Reproduce every record below exactly as written, but leave out any pictures.

>> START

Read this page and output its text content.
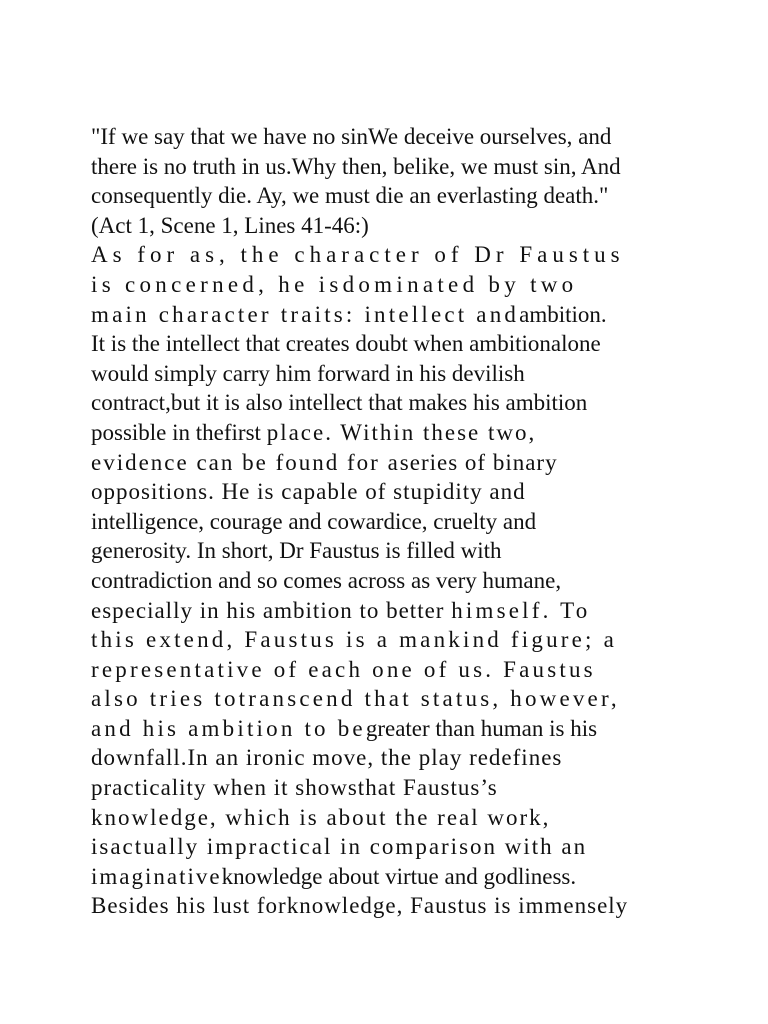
"If we say that we have no sinWe deceive ourselves, and
there is no truth in us.Why then, belike, we must sin, And
consequently die. Ay, we must die an everlasting death."
(Act 1, Scene 1, Lines 41-46:)
As for as, the character of Dr Faustus
is concerned, he isdominated by two
main character traits: intellect andambition.
It is the intellect that creates doubt when ambitionalone
would simply carry him forward in his devilish
contract,but it is also intellect that makes his ambition
possible in thefirst place. Within these two,
evidence can be found for aseries of binary
oppositions. He is capable of stupidity and
intelligence, courage and cowardice, cruelty and
generosity. In short, Dr Faustus is filled with
contradiction and so comes across as very humane,
especially in his ambition to better himself. To
this extend, Faustus is a mankind figure; a
representative of each one of us. Faustus
also tries totranscend that status, however,
and his ambition to begreater than human is his
downfall.In an ironic move, the play redefines
practicality when it showsthat Faustus’s
knowledge, which is about the real work,
isactually impractical in comparison with an
imaginativeknowledge about virtue and godliness.
Besides his lust forknowledge, Faustus is immensely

>> END

■ ANSWER TO THIS PROBLEM ■
Read this page and output its text content.
"If we say that we have no sinWe deceive ourselves, and
there is no truth in us.Why then, belike, we must sin, And
consequently die. Ay, we must die an everlasting death."
(Act 1, Scene 1, Lines 41-46:)
As for as, the character of Dr Faustus
is concerned, he isdominated by two
main character traits: intellect andambition.
It is the intellect that creates doubt when ambitionalone
would simply carry him forward in his devilish
contract,but it is also intellect that makes his ambition
possible in thefirst place. Within these two,
evidence can be found for aseries of binary
oppositions. He is capable of stupidity and
intelligence, courage and cowardice, cruelty and
generosity. In short, Dr Faustus is filled with
contradiction and so comes across as very humane,
especially in his ambition to better himself. To
this extend, Faustus is a mankind figure; a
representative of each one of us. Faustus
also tries totranscend that status, however,
and his ambition to begreater than human is his
downfall.In an ironic move, the play redefines
practicality when it showsthat Faustus’s
knowledge, which is about the real work,
isactually impractical in comparison with an
imaginativeknowledge about virtue and godliness.
Besides his lust forknowledge, Faustus is immensely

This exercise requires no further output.